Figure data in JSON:
^^^^^^^^^^^^^^^^

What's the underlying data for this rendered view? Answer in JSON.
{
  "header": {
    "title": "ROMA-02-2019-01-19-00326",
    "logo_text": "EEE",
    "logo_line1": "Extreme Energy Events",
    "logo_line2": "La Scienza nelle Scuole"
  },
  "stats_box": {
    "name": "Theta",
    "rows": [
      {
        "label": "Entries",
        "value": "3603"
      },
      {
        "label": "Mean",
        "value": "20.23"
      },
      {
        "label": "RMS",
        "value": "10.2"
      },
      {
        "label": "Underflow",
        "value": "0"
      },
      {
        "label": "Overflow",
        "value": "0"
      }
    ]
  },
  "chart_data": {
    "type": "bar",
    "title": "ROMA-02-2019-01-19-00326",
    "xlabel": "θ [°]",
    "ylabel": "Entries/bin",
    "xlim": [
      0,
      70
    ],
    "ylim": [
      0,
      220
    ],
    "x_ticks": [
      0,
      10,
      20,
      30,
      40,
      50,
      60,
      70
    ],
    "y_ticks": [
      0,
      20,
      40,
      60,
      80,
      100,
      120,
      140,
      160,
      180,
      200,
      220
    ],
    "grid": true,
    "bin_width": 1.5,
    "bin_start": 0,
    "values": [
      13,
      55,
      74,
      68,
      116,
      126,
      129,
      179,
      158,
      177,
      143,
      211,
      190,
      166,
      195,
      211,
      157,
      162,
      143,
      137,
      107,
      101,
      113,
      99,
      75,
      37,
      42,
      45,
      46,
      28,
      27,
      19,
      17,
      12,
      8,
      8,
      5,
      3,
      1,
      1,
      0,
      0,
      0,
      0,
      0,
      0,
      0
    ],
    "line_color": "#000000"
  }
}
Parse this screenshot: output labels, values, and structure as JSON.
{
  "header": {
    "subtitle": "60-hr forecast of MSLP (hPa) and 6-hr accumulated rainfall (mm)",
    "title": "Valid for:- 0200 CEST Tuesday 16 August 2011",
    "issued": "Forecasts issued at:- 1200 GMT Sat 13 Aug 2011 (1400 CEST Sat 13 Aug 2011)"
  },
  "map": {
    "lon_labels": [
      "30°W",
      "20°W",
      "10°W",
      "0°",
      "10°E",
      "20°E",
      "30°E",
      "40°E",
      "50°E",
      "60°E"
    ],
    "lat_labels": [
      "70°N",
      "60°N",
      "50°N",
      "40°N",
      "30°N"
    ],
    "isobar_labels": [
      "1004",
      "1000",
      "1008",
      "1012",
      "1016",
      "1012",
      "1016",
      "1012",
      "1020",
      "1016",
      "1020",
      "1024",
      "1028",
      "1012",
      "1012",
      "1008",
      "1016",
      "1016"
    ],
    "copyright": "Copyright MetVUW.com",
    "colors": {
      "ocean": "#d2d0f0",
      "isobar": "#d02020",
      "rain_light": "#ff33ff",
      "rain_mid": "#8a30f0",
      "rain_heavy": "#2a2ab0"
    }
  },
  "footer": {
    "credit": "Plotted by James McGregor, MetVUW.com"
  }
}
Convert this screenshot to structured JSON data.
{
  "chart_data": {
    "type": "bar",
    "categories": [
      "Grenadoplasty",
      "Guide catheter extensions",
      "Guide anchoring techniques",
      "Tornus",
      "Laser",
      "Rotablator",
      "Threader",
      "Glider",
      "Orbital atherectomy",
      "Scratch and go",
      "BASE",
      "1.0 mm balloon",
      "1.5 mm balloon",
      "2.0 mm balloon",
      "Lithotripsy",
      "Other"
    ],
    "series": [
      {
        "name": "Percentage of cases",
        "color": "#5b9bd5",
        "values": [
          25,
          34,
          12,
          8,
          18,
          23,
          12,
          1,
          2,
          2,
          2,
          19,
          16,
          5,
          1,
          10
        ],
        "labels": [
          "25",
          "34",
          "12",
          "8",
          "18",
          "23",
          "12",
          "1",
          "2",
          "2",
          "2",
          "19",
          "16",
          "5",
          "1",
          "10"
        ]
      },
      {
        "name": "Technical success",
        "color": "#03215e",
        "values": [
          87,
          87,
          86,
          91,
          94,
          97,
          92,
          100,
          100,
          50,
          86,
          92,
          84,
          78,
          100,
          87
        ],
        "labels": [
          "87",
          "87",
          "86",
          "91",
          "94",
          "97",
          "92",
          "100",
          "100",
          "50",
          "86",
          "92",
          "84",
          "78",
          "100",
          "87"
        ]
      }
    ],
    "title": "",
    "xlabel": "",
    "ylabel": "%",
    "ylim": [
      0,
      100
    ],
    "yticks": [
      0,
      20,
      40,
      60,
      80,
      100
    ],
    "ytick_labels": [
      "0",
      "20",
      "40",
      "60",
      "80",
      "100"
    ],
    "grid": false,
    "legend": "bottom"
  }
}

^^^^^^^^^^^^^^^^

Please reproduce each line exactly as written.

What's the underlying data for this rendered view? Answer in JSON.
{
  "header": {
    "title": "ROMA-02-2019-01-19-00326",
    "logo_text": "EEE",
    "logo_line1": "Extreme Energy Events",
    "logo_line2": "La Scienza nelle Scuole"
  },
  "stats_box": {
    "name": "Theta",
    "rows": [
      {
        "label": "Entries",
        "value": "3603"
      },
      {
        "label": "Mean",
        "value": "20.23"
      },
      {
        "label": "RMS",
        "value": "10.2"
      },
      {
        "label": "Underflow",
        "value": "0"
      },
      {
        "label": "Overflow",
        "value": "0"
      }
    ]
  },
  "chart_data": {
    "type": "bar",
    "title": "ROMA-02-2019-01-19-00326",
    "xlabel": "θ [°]",
    "ylabel": "Entries/bin",
    "xlim": [
      0,
      70
    ],
    "ylim": [
      0,
      220
    ],
    "x_ticks": [
      0,
      10,
      20,
      30,
      40,
      50,
      60,
      70
    ],
    "y_ticks": [
      0,
      20,
      40,
      60,
      80,
      100,
      120,
      140,
      160,
      180,
      200,
      220
    ],
    "grid": true,
    "bin_width": 1.5,
    "bin_start": 0,
    "values": [
      13,
      55,
      74,
      68,
      116,
      126,
      129,
      179,
      158,
      177,
      143,
      211,
      190,
      166,
      195,
      211,
      157,
      162,
      143,
      137,
      107,
      101,
      113,
      99,
      75,
      37,
      42,
      45,
      46,
      28,
      27,
      19,
      17,
      12,
      8,
      8,
      5,
      3,
      1,
      1,
      0,
      0,
      0,
      0,
      0,
      0,
      0
    ],
    "line_color": "#000000"
  }
}
Parse this screenshot: output labels, values, and structure as JSON.
{
  "header": {
    "subtitle": "60-hr forecast of MSLP (hPa) and 6-hr accumulated rainfall (mm)",
    "title": "Valid for:- 0200 CEST Tuesday 16 August 2011",
    "issued": "Forecasts issued at:- 1200 GMT Sat 13 Aug 2011 (1400 CEST Sat 13 Aug 2011)"
  },
  "map": {
    "lon_labels": [
      "30°W",
      "20°W",
      "10°W",
      "0°",
      "10°E",
      "20°E",
      "30°E",
      "40°E",
      "50°E",
      "60°E"
    ],
    "lat_labels": [
      "70°N",
      "60°N",
      "50°N",
      "40°N",
      "30°N"
    ],
    "isobar_labels": [
      "1004",
      "1000",
      "1008",
      "1012",
      "1016",
      "1012",
      "1016",
      "1012",
      "1020",
      "1016",
      "1020",
      "1024",
      "1028",
      "1012",
      "1012",
      "1008",
      "1016",
      "1016"
    ],
    "copyright": "Copyright MetVUW.com",
    "colors": {
      "ocean": "#d2d0f0",
      "isobar": "#d02020",
      "rain_light": "#ff33ff",
      "rain_mid": "#8a30f0",
      "rain_heavy": "#2a2ab0"
    }
  },
  "footer": {
    "credit": "Plotted by James McGregor, MetVUW.com"
  }
}
Convert this screenshot to structured JSON data.
{
  "chart_data": {
    "type": "bar",
    "categories": [
      "Grenadoplasty",
      "Guide catheter extensions",
      "Guide anchoring techniques",
      "Tornus",
      "Laser",
      "Rotablator",
      "Threader",
      "Glider",
      "Orbital atherectomy",
      "Scratch and go",
      "BASE",
      "1.0 mm balloon",
      "1.5 mm balloon",
      "2.0 mm balloon",
      "Lithotripsy",
      "Other"
    ],
    "series": [
      {
        "name": "Percentage of cases",
        "color": "#5b9bd5",
        "values": [
          25,
          34,
          12,
          8,
          18,
          23,
          12,
          1,
          2,
          2,
          2,
          19,
          16,
          5,
          1,
          10
        ],
        "labels": [
          "25",
          "34",
          "12",
          "8",
          "18",
          "23",
          "12",
          "1",
          "2",
          "2",
          "2",
          "19",
          "16",
          "5",
          "1",
          "10"
        ]
      },
      {
        "name": "Technical success",
        "color": "#03215e",
        "values": [
          87,
          87,
          86,
          91,
          94,
          97,
          92,
          100,
          100,
          50,
          86,
          92,
          84,
          78,
          100,
          87
        ],
        "labels": [
          "87",
          "87",
          "86",
          "91",
          "94",
          "97",
          "92",
          "100",
          "100",
          "50",
          "86",
          "92",
          "84",
          "78",
          "100",
          "87"
        ]
      }
    ],
    "title": "",
    "xlabel": "",
    "ylabel": "%",
    "ylim": [
      0,
      100
    ],
    "yticks": [
      0,
      20,
      40,
      60,
      80,
      100
    ],
    "ytick_labels": [
      "0",
      "20",
      "40",
      "60",
      "80",
      "100"
    ],
    "grid": false,
    "legend": "bottom"
  }
}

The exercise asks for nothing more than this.